╔══
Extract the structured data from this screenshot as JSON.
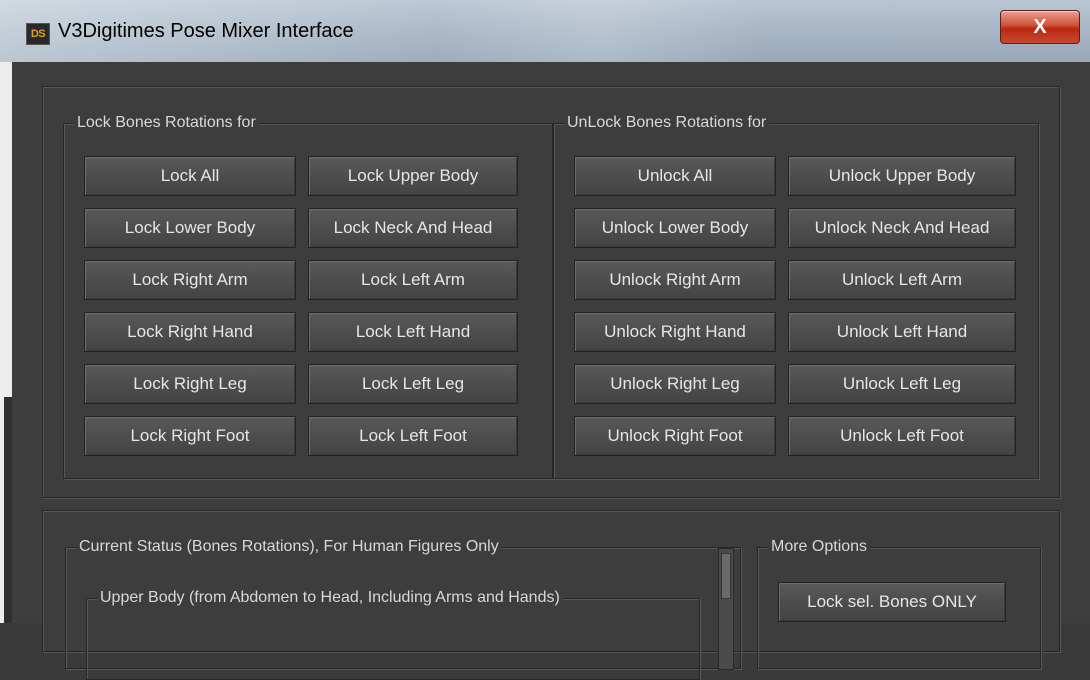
{
  "window": {
    "title": "V3Digitimes Pose Mixer Interface",
    "app_icon_text": "DS",
    "close_label": "X"
  },
  "lock_group": {
    "title": "Lock Bones Rotations for",
    "buttons": [
      "Lock All",
      "Lock Upper Body",
      "Lock Lower Body",
      "Lock Neck And Head",
      "Lock Right Arm",
      "Lock Left Arm",
      "Lock Right Hand",
      "Lock Left Hand",
      "Lock Right Leg",
      "Lock Left Leg",
      "Lock Right Foot",
      "Lock Left Foot"
    ]
  },
  "unlock_group": {
    "title": "UnLock Bones Rotations for",
    "buttons": [
      "Unlock All",
      "Unlock Upper Body",
      "Unlock Lower Body",
      "Unlock Neck And Head",
      "Unlock Right Arm",
      "Unlock Left Arm",
      "Unlock Right Hand",
      "Unlock Left Hand",
      "Unlock Right Leg",
      "Unlock Left Leg",
      "Unlock Right Foot",
      "Unlock Left Foot"
    ]
  },
  "status_group": {
    "title": "Current Status (Bones Rotations), For Human Figures Only",
    "upper_body_title": "Upper Body (from Abdomen to Head, Including Arms and Hands)"
  },
  "more_options": {
    "title": "More Options",
    "lock_selected_label": "Lock sel. Bones ONLY"
  }
}
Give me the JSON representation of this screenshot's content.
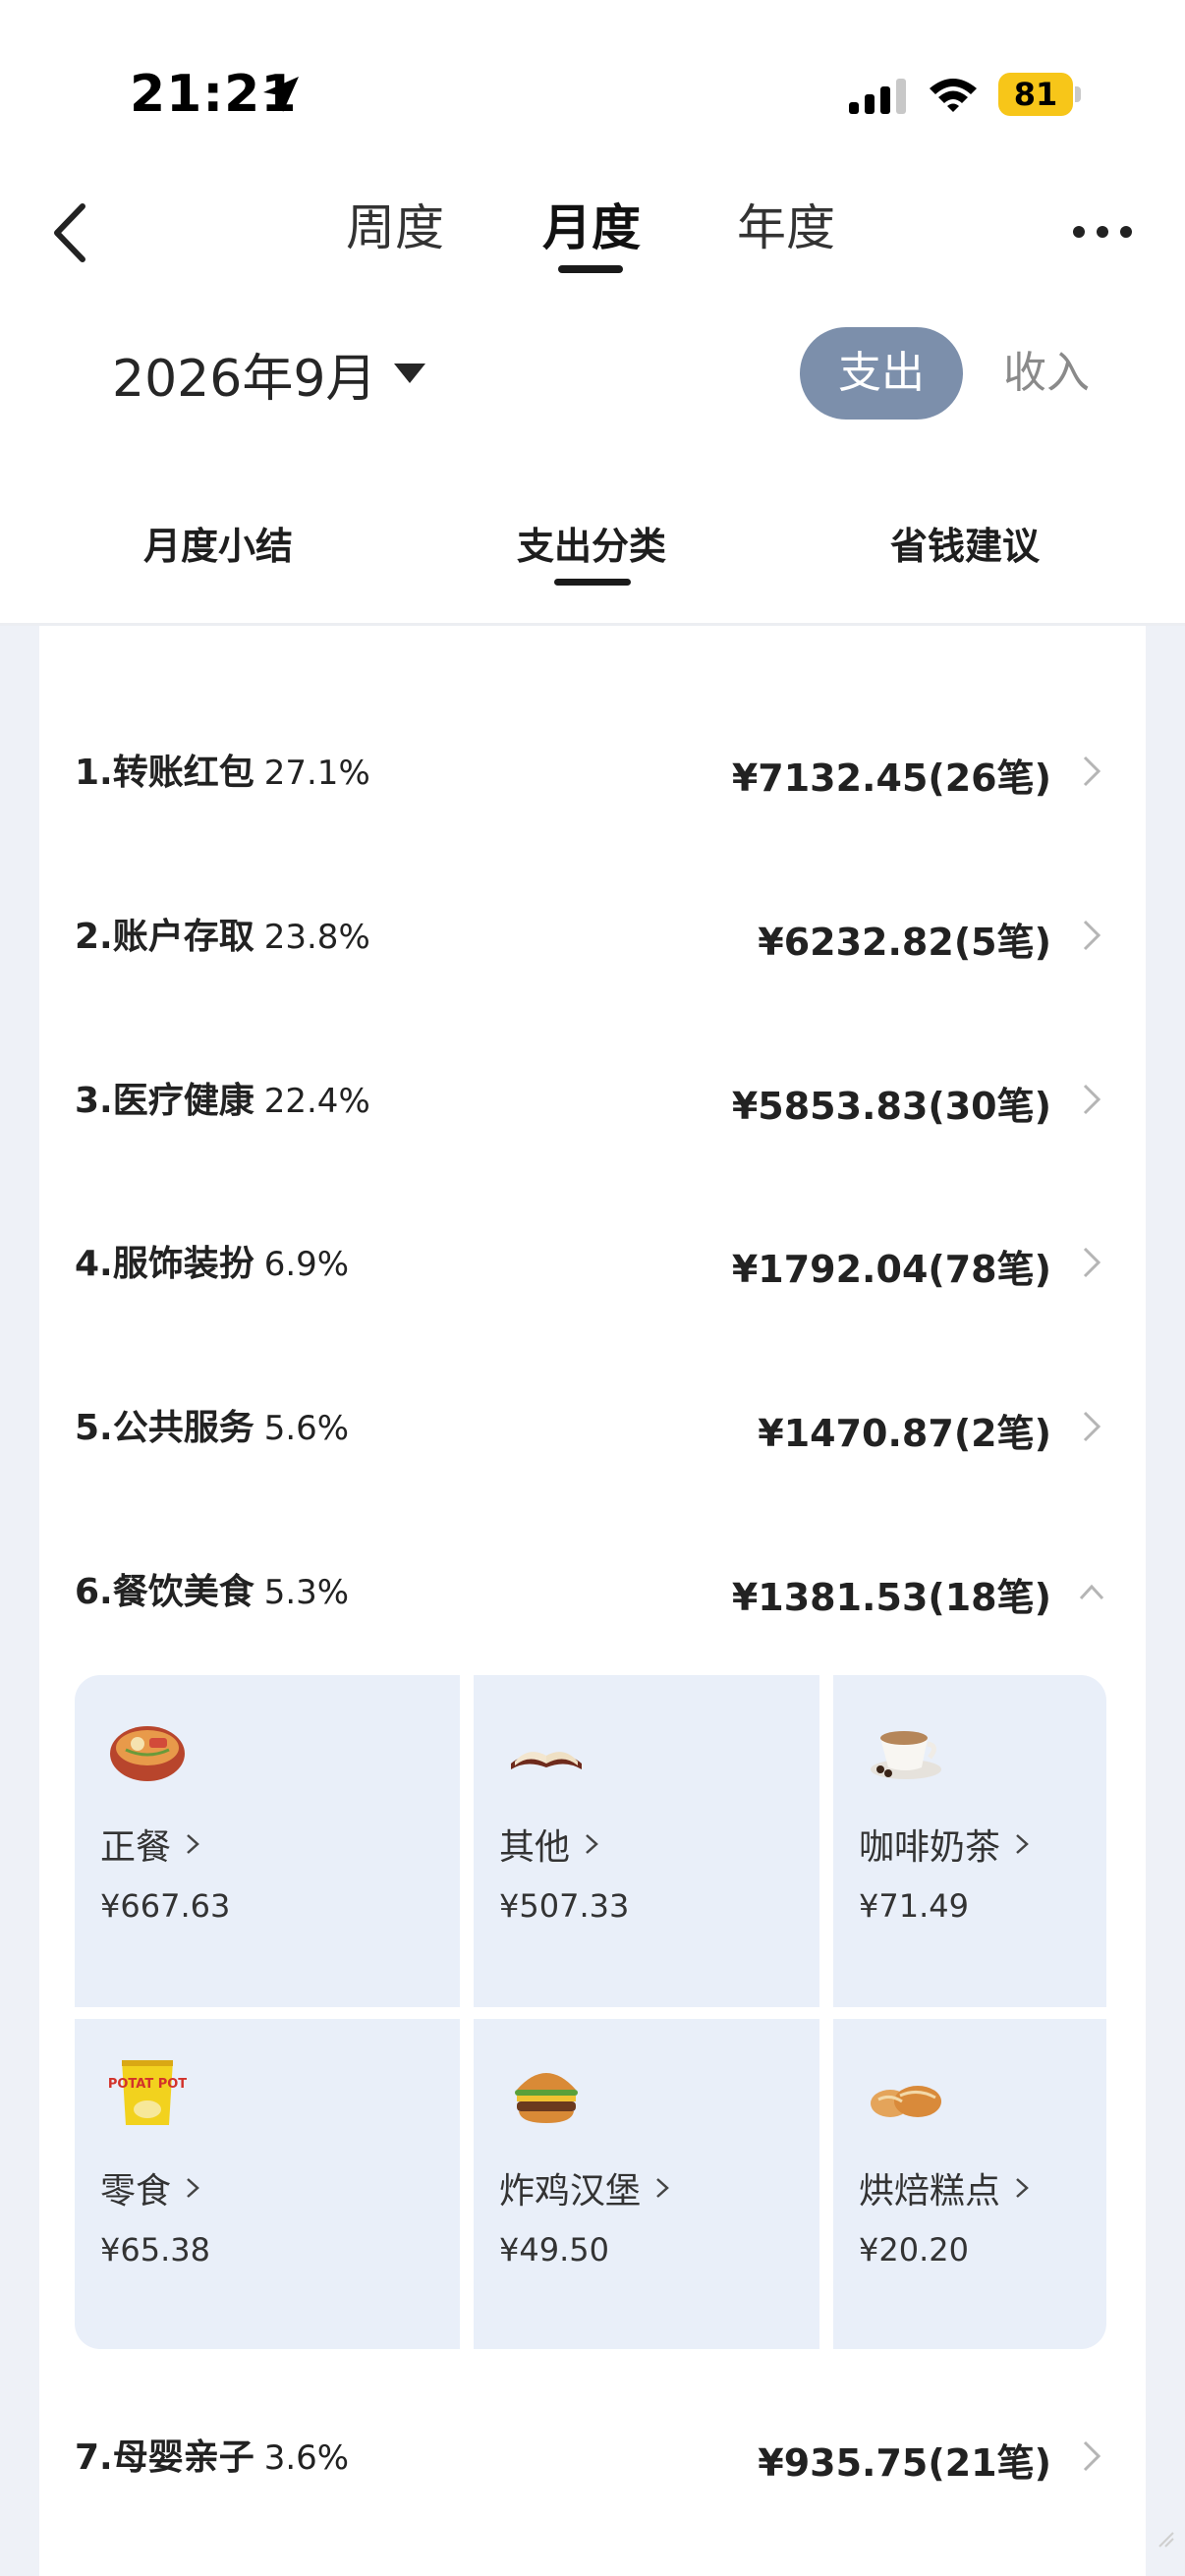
{
  "status_bar": {
    "time": "21:21",
    "battery": "81"
  },
  "nav": {
    "tabs": [
      {
        "label": "周度"
      },
      {
        "label": "月度",
        "active": true
      },
      {
        "label": "年度"
      }
    ]
  },
  "month_selector": {
    "label": "2026年9月"
  },
  "type_toggle": {
    "expense": "支出",
    "income": "收入",
    "active": "expense"
  },
  "sub_tabs": [
    {
      "label": "月度小结"
    },
    {
      "label": "支出分类",
      "active": true
    },
    {
      "label": "省钱建议"
    }
  ],
  "categories": [
    {
      "name": "1.转账红包",
      "percent": "27.1%",
      "amount": "¥7132.45(26笔)"
    },
    {
      "name": "2.账户存取",
      "percent": "23.8%",
      "amount": "¥6232.82(5笔)"
    },
    {
      "name": "3.医疗健康",
      "percent": "22.4%",
      "amount": "¥5853.83(30笔)"
    },
    {
      "name": "4.服饰装扮",
      "percent": "6.9%",
      "amount": "¥1792.04(78笔)"
    },
    {
      "name": "5.公共服务",
      "percent": "5.6%",
      "amount": "¥1470.87(2笔)"
    },
    {
      "name": "6.餐饮美食",
      "percent": "5.3%",
      "amount": "¥1381.53(18笔)",
      "expanded": true
    },
    {
      "name": "7.母婴亲子",
      "percent": "3.6%",
      "amount": "¥935.75(21笔)"
    }
  ],
  "subcategories": [
    {
      "name": "正餐",
      "amount": "¥667.63",
      "icon": "noodle-bowl-icon"
    },
    {
      "name": "其他",
      "amount": "¥507.33",
      "icon": "open-book-icon"
    },
    {
      "name": "咖啡奶茶",
      "amount": "¥71.49",
      "icon": "coffee-cup-icon"
    },
    {
      "name": "零食",
      "amount": "¥65.38",
      "icon": "chips-bag-icon",
      "icon_text": "POTAT POT"
    },
    {
      "name": "炸鸡汉堡",
      "amount": "¥49.50",
      "icon": "burger-icon"
    },
    {
      "name": "烘焙糕点",
      "amount": "¥20.20",
      "icon": "bread-icon"
    }
  ],
  "colors": {
    "accent": "#7c8fab",
    "subcategory_bg": "#e9eff9",
    "page_bg": "#eef1f7",
    "battery": "#f7c619"
  }
}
╚══
Written task: Return the material word for word. Pictures are not part of the copy.

Completed task:
Extract the structured data from this screenshot as JSON.
{
  "window": {
    "title": "V3Digitimes Pose Mixer Interface",
    "app_icon_text": "DS",
    "close_label": "X"
  },
  "lock_group": {
    "title": "Lock Bones Rotations for",
    "buttons": [
      "Lock All",
      "Lock Upper Body",
      "Lock Lower Body",
      "Lock Neck And Head",
      "Lock Right Arm",
      "Lock Left Arm",
      "Lock Right Hand",
      "Lock Left Hand",
      "Lock Right Leg",
      "Lock Left Leg",
      "Lock Right Foot",
      "Lock Left Foot"
    ]
  },
  "unlock_group": {
    "title": "UnLock Bones Rotations for",
    "buttons": [
      "Unlock All",
      "Unlock Upper Body",
      "Unlock Lower Body",
      "Unlock Neck And Head",
      "Unlock Right Arm",
      "Unlock Left Arm",
      "Unlock Right Hand",
      "Unlock Left Hand",
      "Unlock Right Leg",
      "Unlock Left Leg",
      "Unlock Right Foot",
      "Unlock Left Foot"
    ]
  },
  "status_group": {
    "title": "Current Status (Bones Rotations), For Human Figures Only",
    "upper_body_title": "Upper Body (from Abdomen to Head, Including Arms and Hands)"
  },
  "more_options": {
    "title": "More Options",
    "lock_selected_label": "Lock sel. Bones ONLY"
  }
}
Give me the JSON representation of this screenshot's content.
{
  "status_bar": {
    "time": "21:21",
    "battery": "81"
  },
  "nav": {
    "tabs": [
      {
        "label": "周度"
      },
      {
        "label": "月度",
        "active": true
      },
      {
        "label": "年度"
      }
    ]
  },
  "month_selector": {
    "label": "2026年9月"
  },
  "type_toggle": {
    "expense": "支出",
    "income": "收入",
    "active": "expense"
  },
  "sub_tabs": [
    {
      "label": "月度小结"
    },
    {
      "label": "支出分类",
      "active": true
    },
    {
      "label": "省钱建议"
    }
  ],
  "categories": [
    {
      "name": "1.转账红包",
      "percent": "27.1%",
      "amount": "¥7132.45(26笔)"
    },
    {
      "name": "2.账户存取",
      "percent": "23.8%",
      "amount": "¥6232.82(5笔)"
    },
    {
      "name": "3.医疗健康",
      "percent": "22.4%",
      "amount": "¥5853.83(30笔)"
    },
    {
      "name": "4.服饰装扮",
      "percent": "6.9%",
      "amount": "¥1792.04(78笔)"
    },
    {
      "name": "5.公共服务",
      "percent": "5.6%",
      "amount": "¥1470.87(2笔)"
    },
    {
      "name": "6.餐饮美食",
      "percent": "5.3%",
      "amount": "¥1381.53(18笔)",
      "expanded": true
    },
    {
      "name": "7.母婴亲子",
      "percent": "3.6%",
      "amount": "¥935.75(21笔)"
    }
  ],
  "subcategories": [
    {
      "name": "正餐",
      "amount": "¥667.63",
      "icon": "noodle-bowl-icon"
    },
    {
      "name": "其他",
      "amount": "¥507.33",
      "icon": "open-book-icon"
    },
    {
      "name": "咖啡奶茶",
      "amount": "¥71.49",
      "icon": "coffee-cup-icon"
    },
    {
      "name": "零食",
      "amount": "¥65.38",
      "icon": "chips-bag-icon",
      "icon_text": "POTAT POT"
    },
    {
      "name": "炸鸡汉堡",
      "amount": "¥49.50",
      "icon": "burger-icon"
    },
    {
      "name": "烘焙糕点",
      "amount": "¥20.20",
      "icon": "bread-icon"
    }
  ],
  "colors": {
    "accent": "#7c8fab",
    "subcategory_bg": "#e9eff9",
    "page_bg": "#eef1f7",
    "battery": "#f7c619"
  }
}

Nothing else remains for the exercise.